* Stored data entries *

◆ ◆ ◆ ◆ ◆

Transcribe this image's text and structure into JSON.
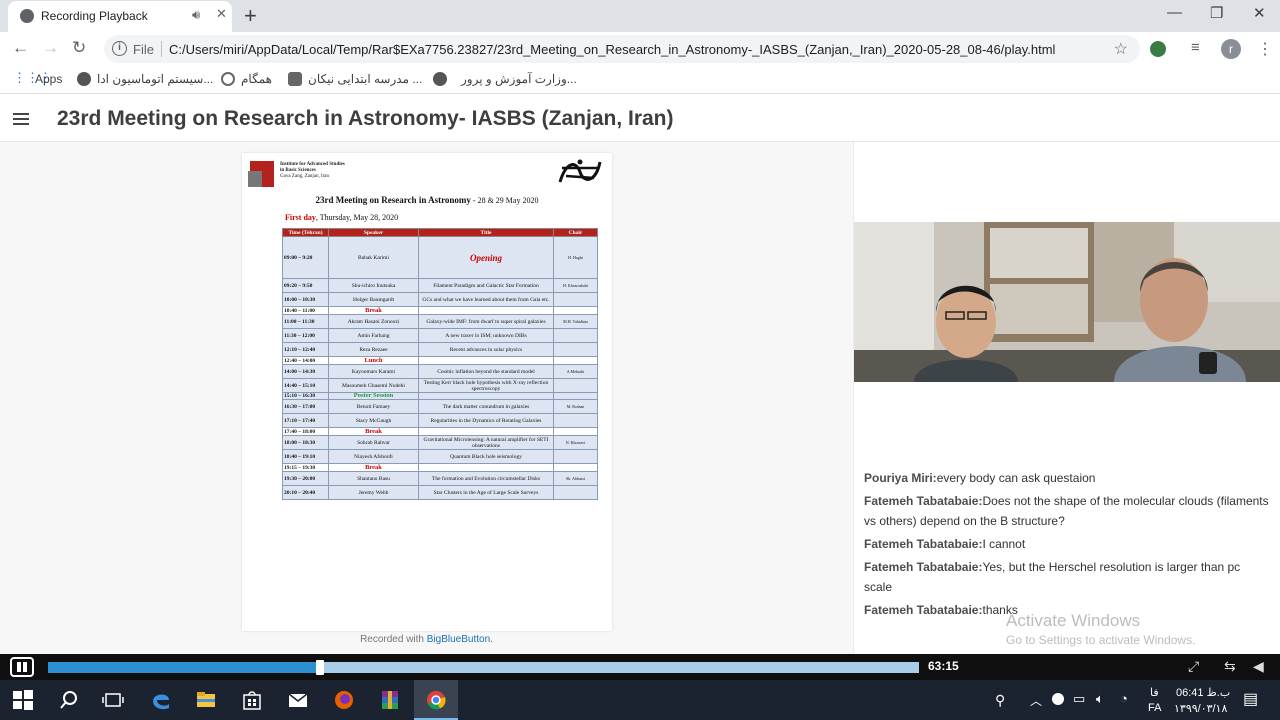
{
  "browser": {
    "tab_title": "Recording Playback",
    "new_tab": "+",
    "url_scheme": "File",
    "url": "C:/Users/miri/AppData/Local/Temp/Rar$EXa7756.23827/23rd_Meeting_on_Research_in_Astronomy-_IASBS_(Zanjan,_Iran)_2020-05-28_08-46/play.html",
    "profile_initial": "r",
    "bookmarks": [
      {
        "label": "Apps"
      },
      {
        "label": "سیستم اتوماسیون ادا..."
      },
      {
        "label": "همگام"
      },
      {
        "label": "مدرسه ابتدایی نیکان ..."
      },
      {
        "label": "وزارت آموزش و پرور..."
      }
    ]
  },
  "page": {
    "title": "23rd Meeting on Research in Astronomy- IASBS (Zanjan, Iran)",
    "recorded_with": "Recorded with",
    "recorded_link": "BigBlueButton."
  },
  "slide": {
    "institute": [
      "Institute for Advanced Studies",
      "in Basic Sciences",
      "Gava Zang, Zanjan, Iran"
    ],
    "title": "23rd Meeting on Research in Astronomy",
    "title_dates": " - 28 & 29 May 2020",
    "day_label": "First day",
    "day_date": ", Thursday, May 28, 2020",
    "headers": [
      "Time (Tehran)",
      "Speaker",
      "Title",
      "Chair"
    ],
    "opening": "Opening",
    "rows": [
      {
        "time": "09:00 – 9:20",
        "speaker": "Babak Karimi",
        "title": "",
        "chair": "H. Haghi"
      },
      {
        "time": "09:20 – 9:50",
        "speaker": "Shu-ichiro Inutsuka",
        "title": "Filament Paradigm and Galactic Star Formation",
        "chair": "H. Khosroshahi"
      },
      {
        "time": "10:00 – 10:30",
        "speaker": "Holger Baumgardt",
        "title": "GCs and what we have learned about them from Gaia etc.",
        "chair": ""
      },
      {
        "time": "10:40 – 11:00",
        "break": "Break"
      },
      {
        "time": "11:00 – 11:30",
        "speaker": "Akram Hasani Zonoozi",
        "title": "Galaxy-wide IMF: from dwarf to super spiral galaxies",
        "chair": "M.H. Vahidinia"
      },
      {
        "time": "11:30 – 12:00",
        "speaker": "Amin Farhang",
        "title": "A new tracer in ISM; unknown DIBs",
        "chair": ""
      },
      {
        "time": "12:10 – 12:40",
        "speaker": "Reza Rezaee",
        "title": "Recent advances in solar physics",
        "chair": ""
      },
      {
        "time": "12:40 – 14:00",
        "break": "Lunch"
      },
      {
        "time": "14:00 – 14:30",
        "speaker": "Kayoomars Karami",
        "title": "Cosmic inflation beyond the standard model",
        "chair": "A.Mehrabi"
      },
      {
        "time": "14:40 – 15:10",
        "speaker": "Masoumeh Ghasemi Nodehi",
        "title": "Testing Kerr black hole hypothesis with X-ray reflection spectroscopy",
        "chair": ""
      },
      {
        "time": "15:10 – 16:30",
        "poster": "Poster Session"
      },
      {
        "time": "16:30 – 17:00",
        "speaker": "Benoit Famaey",
        "title": "The dark matter conundrum in galaxies",
        "chair": "M. Roshan"
      },
      {
        "time": "17:10 – 17:40",
        "speaker": "Stacy McGaugh",
        "title": "Regularities in the Dynamics of Rotating Galaxies",
        "chair": ""
      },
      {
        "time": "17:40 – 18:00",
        "break": "Break"
      },
      {
        "time": "18:00 – 18:30",
        "speaker": "Sohrab Rahvar",
        "title": "Gravitational Microlensing: A natural amplifier for SETI observations",
        "chair": "N. Khosravi"
      },
      {
        "time": "18:40 – 19:10",
        "speaker": "Niayesh Afshordi",
        "title": "Quantum Black hole seismology",
        "chair": ""
      },
      {
        "time": "19:15 – 19:30",
        "break": "Break"
      },
      {
        "time": "19:30 – 20:00",
        "speaker": "Shantanu Basu",
        "title": "The formation and Evolution circumstellar Disks",
        "chair": "Sh. Abbassi"
      },
      {
        "time": "20:10 – 20:40",
        "speaker": "Jeremy Webb",
        "title": "Star Clusters in the Age of Large Scale Surveys",
        "chair": ""
      }
    ]
  },
  "chat": [
    {
      "who": "Pouriya Miri:",
      "text": "every body can ask questaion"
    },
    {
      "who": "Fatemeh Tabatabaie:",
      "text": "Does not the shape of the molecular clouds (filaments vs others) depend on the B structure?"
    },
    {
      "who": "Fatemeh Tabatabaie:",
      "text": "I cannot"
    },
    {
      "who": "Fatemeh Tabatabaie:",
      "text": "Yes, but the Herschel resolution is larger than pc scale"
    },
    {
      "who": "Fatemeh Tabatabaie:",
      "text": "thanks"
    }
  ],
  "watermark": {
    "line1": "Activate Windows",
    "line2": "Go to Settings to activate Windows."
  },
  "player": {
    "timestamp": "63:15",
    "progress_fraction": 0.31
  },
  "taskbar": {
    "lang": "FA",
    "lang_top": "فا",
    "time": "06:41 ب.ظ",
    "date": "۱۳۹۹/۰۳/۱۸"
  },
  "colors": {
    "accent": "#2a8fd1",
    "slide_header": "#b3221c",
    "taskbar": "#1c2330"
  }
}
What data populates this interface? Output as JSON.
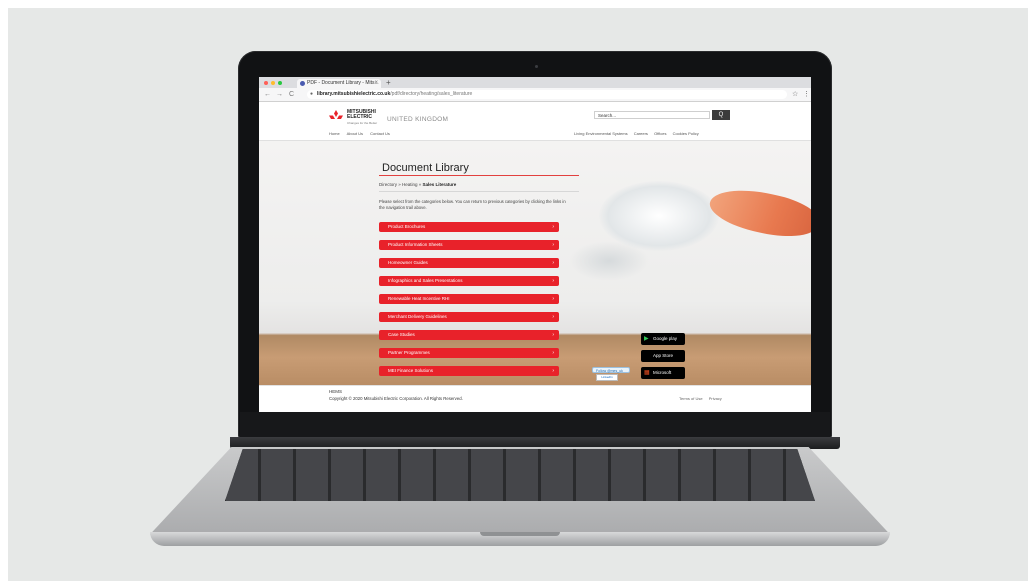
{
  "browser": {
    "tab_title": "PDF - Document Library - Mits...",
    "tab_close": "×",
    "new_tab": "+",
    "url_host": "library.mitsubishielectric.co.uk",
    "url_path": "/pdf/directory/heating/sales_literature",
    "back": "←",
    "forward": "→",
    "reload": "C",
    "star": "☆",
    "menu": "⋮"
  },
  "header": {
    "logo_text_1": "MITSUBISHI",
    "logo_text_2": "ELECTRIC",
    "logo_tagline": "Changes for the Better",
    "region": "UNITED KINGDOM",
    "search_placeholder": "Search...",
    "search_button": "Q",
    "nav_left": [
      "Home",
      "About Us",
      "Contact Us"
    ],
    "nav_right": [
      "Living Environmental Systems",
      "Careers",
      "Offices",
      "Cookies Policy"
    ]
  },
  "main": {
    "title": "Document Library",
    "breadcrumb_prefix": "Directory » Heating » ",
    "breadcrumb_current": "Sales Literature",
    "intro": "Please select from the categories below. You can return to previous categories by clicking the links in the navigation trail above.",
    "categories": [
      "Product Brochures",
      "Product Information Sheets",
      "Homeowner Guides",
      "Infographics and Sales Presentations",
      "Renewable Heat Incentive RHI",
      "Merchant Delivery Guidelines",
      "Case Studies",
      "Partner Programmes",
      "MEI Finance Solutions"
    ],
    "arrow": "›"
  },
  "badges": {
    "google": "Google play",
    "apple": "App Store",
    "microsoft": "Microsoft",
    "google_icon": "▶",
    "apple_icon": "",
    "microsoft_icon": "▦",
    "follow": "Follow @mes_uk",
    "linkedin": "LinkedIn"
  },
  "footer": {
    "label": "HEMS",
    "copyright": "Copyright © 2020 Mitsubishi Electric Corporation. All Rights Reserved.",
    "links": [
      "Terms of Use",
      "Privacy"
    ]
  },
  "colors": {
    "brand_red": "#e8222a",
    "orange_accent": "#e8794f"
  }
}
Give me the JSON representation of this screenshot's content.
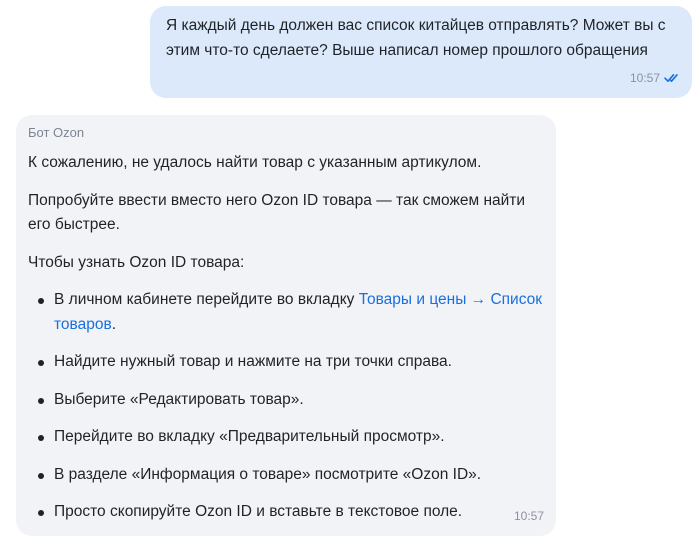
{
  "user_message": {
    "text": "Я каждый день должен вас список китайцев отправлять? Может вы с этим что-то сделаете? Выше написал номер прошлого обращения",
    "time": "10:57",
    "status_icon": "double-check-icon"
  },
  "bot_message": {
    "sender": "Бот Ozon",
    "paragraphs": [
      "К сожалению, не удалось найти товар с указанным артикулом.",
      "Попробуйте ввести вместо него Ozon ID товара — так сможем найти его быстрее.",
      "Чтобы узнать Ozon ID товара:"
    ],
    "steps": {
      "s1_before": "В личном кабинете перейдите во вкладку ",
      "s1_link": "Товары и цены → Список товаров",
      "s1_after": ".",
      "s2": "Найдите нужный товар и нажмите на три точки справа.",
      "s3": "Выберите «Редактировать товар».",
      "s4": "Перейдите во вкладку «Предварительный просмотр».",
      "s5": "В разделе «Информация о товаре» посмотрите «Ozon ID».",
      "s6": "Просто скопируйте Ozon ID и вставьте в текстовое поле."
    },
    "time": "10:57"
  },
  "colors": {
    "user_bubble": "#dbe9fb",
    "bot_bubble": "#f2f3f6",
    "link": "#1a6fe0",
    "check": "#1a6fe0",
    "meta_text": "#8b93a1"
  }
}
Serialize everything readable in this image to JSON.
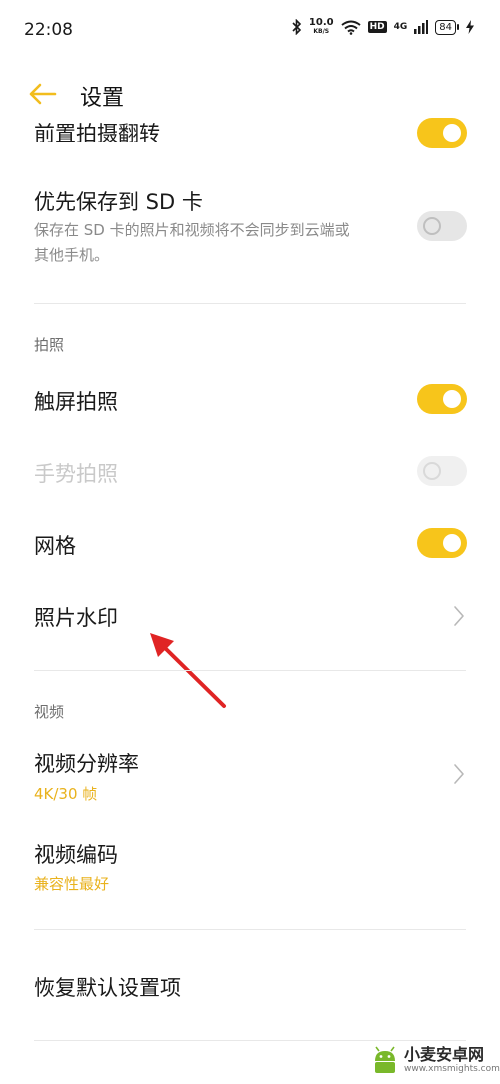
{
  "status_bar": {
    "time": "22:08",
    "net_speed": "10.0",
    "net_unit": "KB/S",
    "hd": "HD",
    "signal_label": "4G",
    "battery": "84"
  },
  "header": {
    "title": "设置",
    "back_icon": "arrow-left-icon",
    "accent_color": "#e9b21d"
  },
  "settings": {
    "front_flip": {
      "label": "前置拍摄翻转",
      "enabled": true
    },
    "save_sd": {
      "label": "优先保存到 SD 卡",
      "desc_line1": "保存在 SD 卡的照片和视频将不会同步到云端或",
      "desc_line2": "其他手机。",
      "enabled": false
    },
    "photo_section": "拍照",
    "touch_shoot": {
      "label": "触屏拍照",
      "enabled": true
    },
    "gesture_shoot": {
      "label": "手势拍照",
      "enabled": false,
      "disabled": true
    },
    "grid": {
      "label": "网格",
      "enabled": true
    },
    "watermark": {
      "label": "照片水印"
    },
    "video_section": "视频",
    "video_resolution": {
      "label": "视频分辨率",
      "value": "4K/30 帧"
    },
    "video_codec": {
      "label": "视频编码",
      "value": "兼容性最好"
    },
    "restore_defaults": {
      "label": "恢复默认设置项"
    }
  },
  "colors": {
    "toggle_on": "#f7c51b",
    "arrow": "#e02424"
  },
  "site_watermark": {
    "name": "小麦安卓网",
    "url": "www.xmsmights.com"
  }
}
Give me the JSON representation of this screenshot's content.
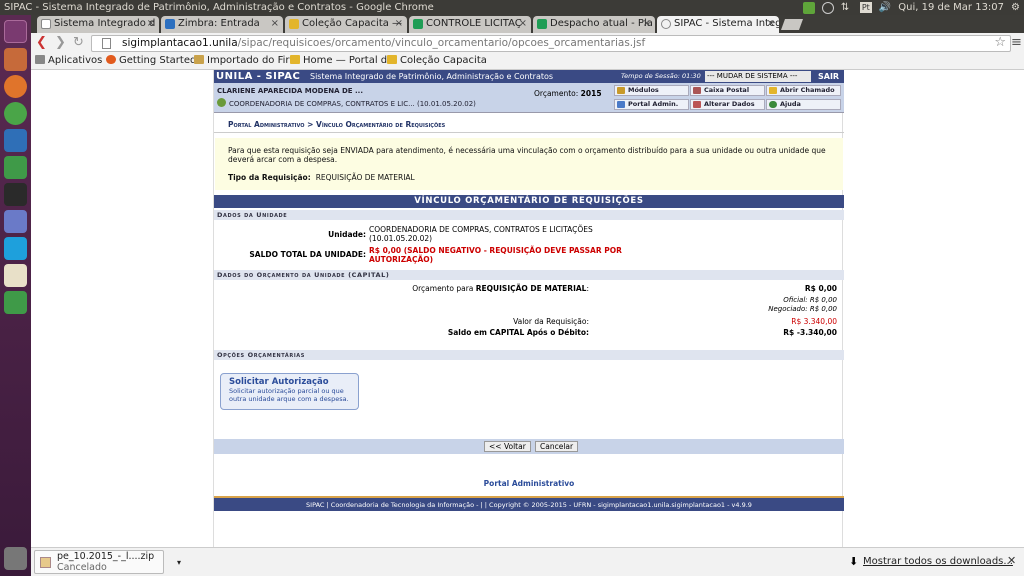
{
  "window": {
    "title": "SIPAC - Sistema Integrado de Patrimônio, Administração e Contratos - Google Chrome",
    "clock": "Qui, 19 de Mar 13:07",
    "lang": "Pt"
  },
  "tabs": [
    {
      "label": "Sistema Integrado d",
      "color": "#ffffff"
    },
    {
      "label": "Zimbra: Entrada",
      "color": "#2c6fbf"
    },
    {
      "label": "Coleção Capacita —",
      "color": "#e3b52b"
    },
    {
      "label": "CONTROLE LICITAÇ",
      "color": "#1f9d55"
    },
    {
      "label": "Despacho atual - Pla",
      "color": "#1f9d55"
    },
    {
      "label": "SIPAC - Sistema Integ",
      "color": "#cccccc"
    }
  ],
  "address": {
    "host": "sigimplantacao1.unila",
    "path": "/sipac/requisicoes/orcamento/vinculo_orcamentario/opcoes_orcamentarias.jsf"
  },
  "bookmarks": [
    {
      "label": "Aplicativos",
      "color": "#666"
    },
    {
      "label": "Getting Started",
      "color": "#e25b1e"
    },
    {
      "label": "Importado do Fir",
      "color": "#c9a24b"
    },
    {
      "label": "Home — Portal d",
      "color": "#e3b52b"
    },
    {
      "label": "Coleção Capacita",
      "color": "#e3b52b"
    }
  ],
  "sipac": {
    "brand": "UNILA - SIPAC",
    "subtitle": "Sistema Integrado de Patrimônio, Administração e Contratos",
    "session_label": "Tempo de Sessão: 01:30",
    "mudar": "--- MUDAR DE SISTEMA ---",
    "sair": "SAIR",
    "user_name": "CLARIENE APARECIDA MODENA DE ...",
    "user_unit": "COORDENADORIA DE COMPRAS, CONTRATOS E LIC... (10.01.05.20.02)",
    "orcamento_label": "Orçamento:",
    "orcamento_year": "2015",
    "quick": {
      "modulos": "Módulos",
      "caixa": "Caixa Postal",
      "chamado": "Abrir Chamado",
      "portal": "Portal Admin.",
      "alterar": "Alterar Dados",
      "ajuda": "Ajuda"
    },
    "breadcrumb": "Portal Administrativo > Vínculo Orçamentário de Requisições",
    "notice": "Para que esta requisição seja ENVIADA para atendimento, é necessária uma vinculação com o orçamento distribuído para a sua unidade ou outra unidade que deverá arcar com a despesa.",
    "tipo_label": "Tipo da Requisição:",
    "tipo_value": "REQUISIÇÃO DE MATERIAL",
    "section_title": "VÍNCULO ORÇAMENTÁRIO DE REQUISIÇÕES",
    "dados_unidade": "Dados da Unidade",
    "unidade_label": "Unidade:",
    "unidade_value": "COORDENADORIA DE COMPRAS, CONTRATOS E LICITAÇÕES",
    "unidade_code": "(10.01.05.20.02)",
    "saldo_label": "SALDO TOTAL DA UNIDADE:",
    "saldo_value": "R$ 0,00 (SALDO NEGATIVO - REQUISIÇÃO DEVE PASSAR POR",
    "saldo_value2": "AUTORIZAÇÃO)",
    "dados_orcamento": "Dados do Orçamento da Unidade (CAPITAL)",
    "orc_para": "Orçamento para",
    "orc_para_bold": "REQUISIÇÃO DE MATERIAL",
    "orc_para_value": "R$ 0,00",
    "oficial": "Oficial: R$ 0,00",
    "negociado": "Negociado: R$ 0,00",
    "valor_req_label": "Valor da Requisição:",
    "valor_req_value": "R$ 3.340,00",
    "saldo_cap_label": "Saldo em CAPITAL Após o Débito:",
    "saldo_cap_value": "R$ -3.340,00",
    "opcoes": "Opções Orçamentárias",
    "sol_title": "Solicitar Autorização",
    "sol_desc": "Solicitar autorização parcial ou que outra unidade arque com a despesa.",
    "voltar": "<< Voltar",
    "cancelar": "Cancelar",
    "footer_link": "Portal Administrativo",
    "footer": "SIPAC | Coordenadoria de Tecnologia da Informação - | | Copyright © 2005-2015 - UFRN - sigimplantacao1.unila.sigimplantacao1 - v4.9.9"
  },
  "download": {
    "file": "pe_10.2015_-_l....zip",
    "status": "Cancelado",
    "show_all": "Mostrar todos os downloads...",
    "close": "✕"
  }
}
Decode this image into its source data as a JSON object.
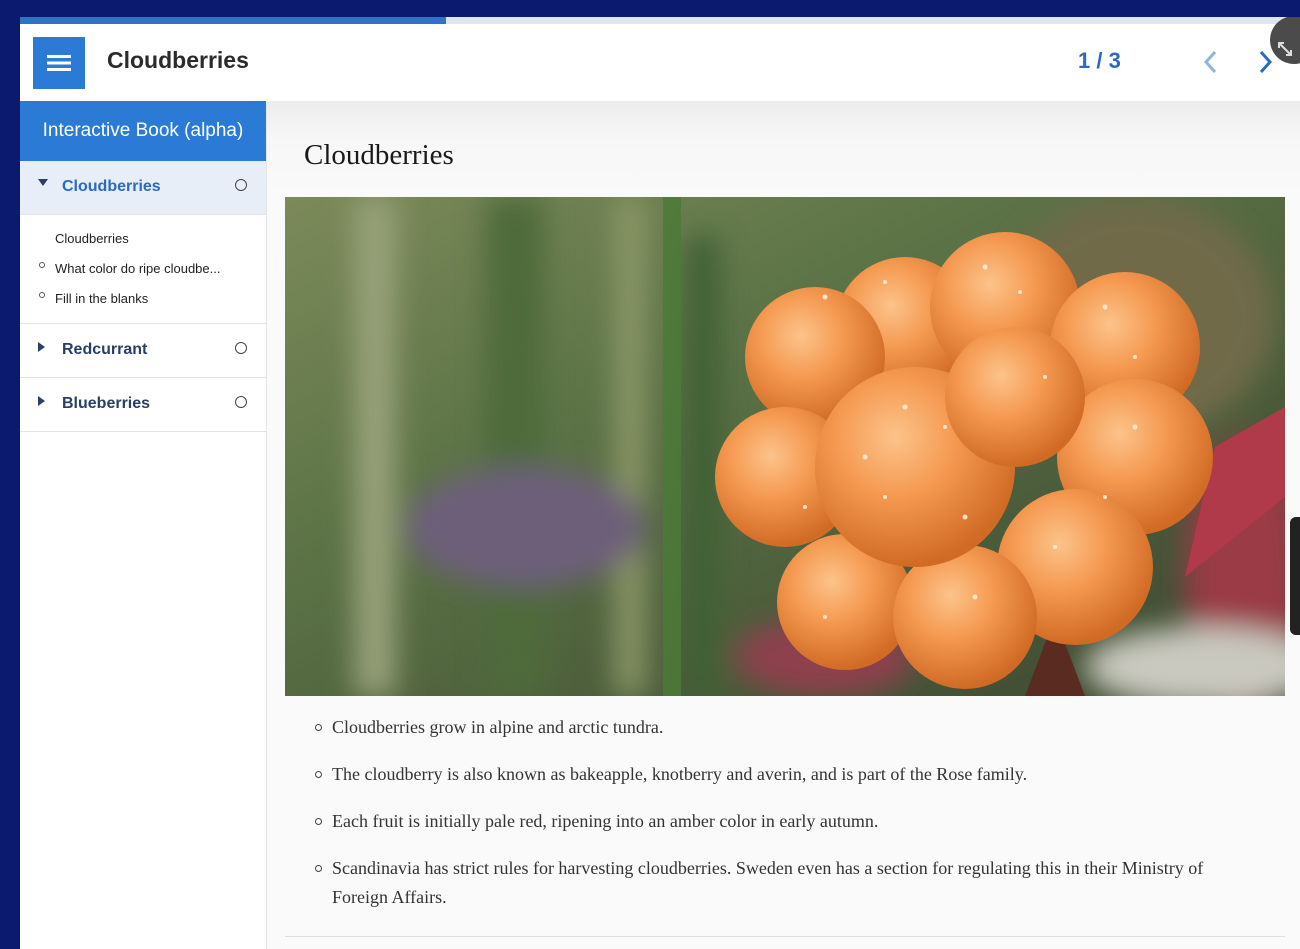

◆ ◆ ◆ ◆ ◆

* EXERCISE GOAL *
Using the material above, gather every line that includes "categories".

* PROBLEM SOLUTION *
    "intro": "Please select from the categories below. You can return to previous categories by clicking the links in the navigation trail above.",
    "categories": [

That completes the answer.